# start of Items

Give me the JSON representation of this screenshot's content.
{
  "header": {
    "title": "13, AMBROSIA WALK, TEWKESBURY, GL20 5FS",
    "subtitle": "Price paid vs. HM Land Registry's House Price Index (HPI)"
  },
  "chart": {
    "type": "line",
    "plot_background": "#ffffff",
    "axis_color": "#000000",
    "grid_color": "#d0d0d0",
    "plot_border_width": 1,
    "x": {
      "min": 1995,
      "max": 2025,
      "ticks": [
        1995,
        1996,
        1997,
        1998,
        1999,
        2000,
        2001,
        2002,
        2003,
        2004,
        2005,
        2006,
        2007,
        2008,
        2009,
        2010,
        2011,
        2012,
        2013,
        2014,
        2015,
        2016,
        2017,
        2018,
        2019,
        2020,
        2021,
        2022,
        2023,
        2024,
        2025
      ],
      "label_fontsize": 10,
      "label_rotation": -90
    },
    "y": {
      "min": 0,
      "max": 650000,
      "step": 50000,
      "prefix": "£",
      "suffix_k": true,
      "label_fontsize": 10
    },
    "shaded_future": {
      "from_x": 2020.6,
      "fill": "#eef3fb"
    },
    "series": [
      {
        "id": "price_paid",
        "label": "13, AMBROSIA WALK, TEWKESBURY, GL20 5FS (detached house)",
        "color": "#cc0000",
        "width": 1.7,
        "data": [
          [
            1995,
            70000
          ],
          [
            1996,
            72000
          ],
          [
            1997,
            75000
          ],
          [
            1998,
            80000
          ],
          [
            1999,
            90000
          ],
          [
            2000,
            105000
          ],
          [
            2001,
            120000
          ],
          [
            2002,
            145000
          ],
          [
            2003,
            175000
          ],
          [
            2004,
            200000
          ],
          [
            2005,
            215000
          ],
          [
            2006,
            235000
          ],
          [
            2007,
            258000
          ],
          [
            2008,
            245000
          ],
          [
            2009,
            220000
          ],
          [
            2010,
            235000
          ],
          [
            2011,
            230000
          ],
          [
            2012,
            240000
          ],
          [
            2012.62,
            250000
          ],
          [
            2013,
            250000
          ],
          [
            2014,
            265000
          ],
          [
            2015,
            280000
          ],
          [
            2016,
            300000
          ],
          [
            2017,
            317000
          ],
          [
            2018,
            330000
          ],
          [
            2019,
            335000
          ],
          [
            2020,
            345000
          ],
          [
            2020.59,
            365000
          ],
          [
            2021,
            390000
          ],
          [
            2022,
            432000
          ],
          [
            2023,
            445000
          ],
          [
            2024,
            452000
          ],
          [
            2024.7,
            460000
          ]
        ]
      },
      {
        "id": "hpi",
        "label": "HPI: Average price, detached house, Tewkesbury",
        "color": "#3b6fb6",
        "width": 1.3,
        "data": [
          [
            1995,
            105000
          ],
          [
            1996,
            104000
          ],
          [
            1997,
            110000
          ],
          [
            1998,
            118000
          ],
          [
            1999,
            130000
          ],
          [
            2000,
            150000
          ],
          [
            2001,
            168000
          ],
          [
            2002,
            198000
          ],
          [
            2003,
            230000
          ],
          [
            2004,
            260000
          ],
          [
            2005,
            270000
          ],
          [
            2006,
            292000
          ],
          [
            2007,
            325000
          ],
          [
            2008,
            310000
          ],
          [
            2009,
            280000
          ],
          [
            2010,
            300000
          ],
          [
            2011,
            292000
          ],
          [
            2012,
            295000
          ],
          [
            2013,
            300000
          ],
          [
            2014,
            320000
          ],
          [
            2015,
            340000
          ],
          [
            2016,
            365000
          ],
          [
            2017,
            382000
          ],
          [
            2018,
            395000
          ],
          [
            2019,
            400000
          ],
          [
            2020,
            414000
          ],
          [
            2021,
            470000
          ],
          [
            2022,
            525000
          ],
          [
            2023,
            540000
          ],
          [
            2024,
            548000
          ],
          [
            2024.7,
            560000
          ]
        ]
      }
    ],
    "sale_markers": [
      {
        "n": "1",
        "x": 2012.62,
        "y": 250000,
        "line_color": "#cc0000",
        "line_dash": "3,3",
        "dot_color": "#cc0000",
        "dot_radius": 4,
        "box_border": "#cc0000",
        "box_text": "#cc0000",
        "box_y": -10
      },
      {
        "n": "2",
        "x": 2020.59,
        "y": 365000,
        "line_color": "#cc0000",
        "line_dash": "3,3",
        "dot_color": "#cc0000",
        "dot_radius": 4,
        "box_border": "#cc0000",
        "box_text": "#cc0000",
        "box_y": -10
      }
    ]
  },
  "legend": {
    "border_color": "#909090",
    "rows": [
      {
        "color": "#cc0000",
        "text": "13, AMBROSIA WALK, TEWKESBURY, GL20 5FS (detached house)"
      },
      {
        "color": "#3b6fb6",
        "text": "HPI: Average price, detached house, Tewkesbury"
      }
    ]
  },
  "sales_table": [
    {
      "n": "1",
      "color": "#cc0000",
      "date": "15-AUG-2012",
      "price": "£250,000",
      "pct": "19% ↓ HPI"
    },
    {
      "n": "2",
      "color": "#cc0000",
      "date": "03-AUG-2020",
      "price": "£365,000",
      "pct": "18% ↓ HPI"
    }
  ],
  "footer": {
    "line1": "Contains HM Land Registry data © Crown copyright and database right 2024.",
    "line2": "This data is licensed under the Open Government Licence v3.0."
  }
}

# end of Items

» **Work to complete**: Among the lines of the material above, how many include the string "Registry"? Report only that number.

» **Finished answer**: 2